— start AVAILABLE RECORDS —

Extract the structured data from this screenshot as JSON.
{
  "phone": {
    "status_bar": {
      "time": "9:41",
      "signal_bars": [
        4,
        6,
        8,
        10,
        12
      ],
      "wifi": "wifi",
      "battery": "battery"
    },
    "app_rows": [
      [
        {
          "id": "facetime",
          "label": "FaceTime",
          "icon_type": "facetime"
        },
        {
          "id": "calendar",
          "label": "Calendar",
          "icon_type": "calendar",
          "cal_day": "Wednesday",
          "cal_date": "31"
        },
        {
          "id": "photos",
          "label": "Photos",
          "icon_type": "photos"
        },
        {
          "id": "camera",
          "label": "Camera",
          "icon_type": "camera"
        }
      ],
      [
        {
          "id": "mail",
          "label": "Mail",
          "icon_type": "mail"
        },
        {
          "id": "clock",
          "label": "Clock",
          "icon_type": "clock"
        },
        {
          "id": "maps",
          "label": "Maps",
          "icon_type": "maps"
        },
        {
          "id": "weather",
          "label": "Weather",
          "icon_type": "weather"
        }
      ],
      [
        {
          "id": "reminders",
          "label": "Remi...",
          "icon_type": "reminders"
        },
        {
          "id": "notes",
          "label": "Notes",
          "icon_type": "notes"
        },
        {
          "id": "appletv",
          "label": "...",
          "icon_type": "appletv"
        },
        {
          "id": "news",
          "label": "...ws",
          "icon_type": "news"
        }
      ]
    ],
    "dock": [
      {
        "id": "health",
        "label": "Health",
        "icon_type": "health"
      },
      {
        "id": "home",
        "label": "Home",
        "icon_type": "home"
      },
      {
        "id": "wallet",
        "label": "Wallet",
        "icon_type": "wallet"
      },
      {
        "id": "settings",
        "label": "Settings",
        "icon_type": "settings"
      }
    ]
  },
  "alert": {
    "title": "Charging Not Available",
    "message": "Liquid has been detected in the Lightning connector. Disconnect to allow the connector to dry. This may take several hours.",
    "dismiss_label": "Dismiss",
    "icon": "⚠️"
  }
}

— end AVAILABLE RECORDS —
— start AVAILABLE RECORDS —

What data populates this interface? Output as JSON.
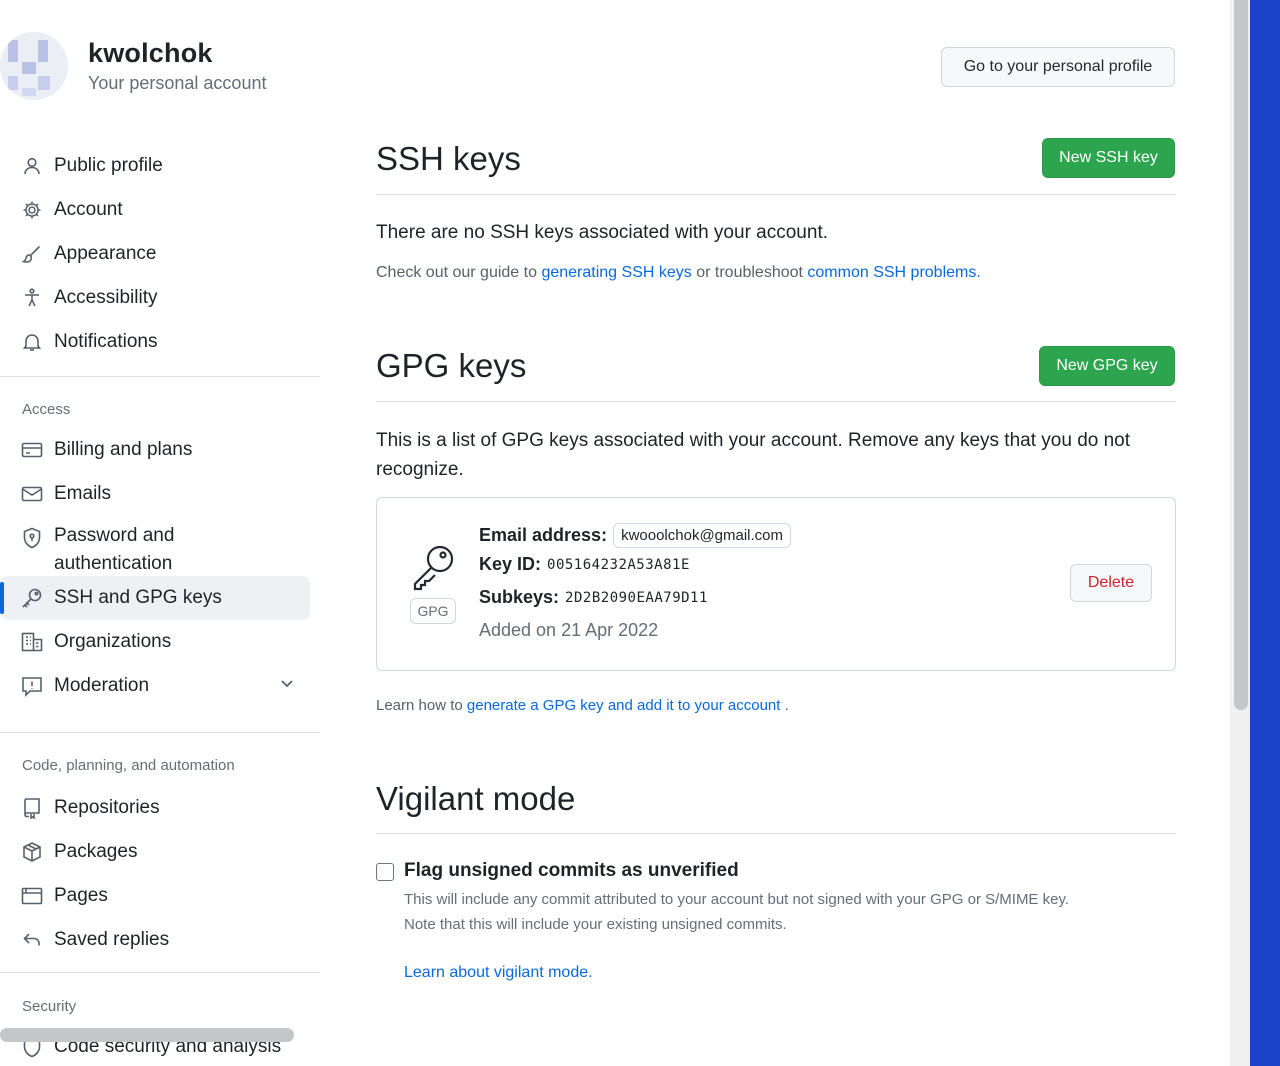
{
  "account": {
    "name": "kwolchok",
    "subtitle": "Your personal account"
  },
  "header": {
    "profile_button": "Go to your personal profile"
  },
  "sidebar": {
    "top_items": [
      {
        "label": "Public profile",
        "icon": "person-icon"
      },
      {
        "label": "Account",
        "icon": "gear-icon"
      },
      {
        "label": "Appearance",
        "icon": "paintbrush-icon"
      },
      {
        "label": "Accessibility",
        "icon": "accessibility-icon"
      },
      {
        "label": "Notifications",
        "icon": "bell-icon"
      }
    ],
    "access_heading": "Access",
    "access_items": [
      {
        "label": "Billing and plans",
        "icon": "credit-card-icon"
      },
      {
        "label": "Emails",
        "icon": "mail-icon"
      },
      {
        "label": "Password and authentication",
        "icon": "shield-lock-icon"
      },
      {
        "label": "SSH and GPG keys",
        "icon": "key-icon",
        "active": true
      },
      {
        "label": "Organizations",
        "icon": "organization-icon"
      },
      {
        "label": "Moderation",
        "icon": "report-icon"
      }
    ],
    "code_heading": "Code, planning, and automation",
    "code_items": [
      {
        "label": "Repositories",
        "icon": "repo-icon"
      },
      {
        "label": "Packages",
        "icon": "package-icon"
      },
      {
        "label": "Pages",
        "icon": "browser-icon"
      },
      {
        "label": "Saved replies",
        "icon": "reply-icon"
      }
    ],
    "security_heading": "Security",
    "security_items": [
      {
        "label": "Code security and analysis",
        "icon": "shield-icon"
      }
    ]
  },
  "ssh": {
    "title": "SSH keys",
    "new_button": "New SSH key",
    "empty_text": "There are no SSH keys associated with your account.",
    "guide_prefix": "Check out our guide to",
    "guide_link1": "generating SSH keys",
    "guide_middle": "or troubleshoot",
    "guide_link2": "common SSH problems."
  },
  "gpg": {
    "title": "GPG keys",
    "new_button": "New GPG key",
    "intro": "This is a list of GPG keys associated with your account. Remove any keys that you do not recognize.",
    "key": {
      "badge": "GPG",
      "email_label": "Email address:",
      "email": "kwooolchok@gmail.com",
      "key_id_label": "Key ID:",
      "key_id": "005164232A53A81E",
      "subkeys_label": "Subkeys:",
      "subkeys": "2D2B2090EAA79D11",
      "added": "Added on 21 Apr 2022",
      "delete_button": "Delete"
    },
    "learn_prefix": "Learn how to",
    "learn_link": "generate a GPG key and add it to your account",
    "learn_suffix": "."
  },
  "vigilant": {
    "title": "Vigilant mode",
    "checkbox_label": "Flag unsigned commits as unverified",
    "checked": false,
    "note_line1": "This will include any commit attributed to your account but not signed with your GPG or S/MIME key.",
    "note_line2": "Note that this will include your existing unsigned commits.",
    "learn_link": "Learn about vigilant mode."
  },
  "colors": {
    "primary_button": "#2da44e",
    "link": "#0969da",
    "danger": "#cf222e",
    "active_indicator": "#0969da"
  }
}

— end AVAILABLE RECORDS —

- _THE EXERCISE_: Pick out all lines from the data above in which the word "profile" appears.

- _COMPLETED EXERCISE_:
    "profile_button": "Go to your personal profile"
        "label": "Public profile",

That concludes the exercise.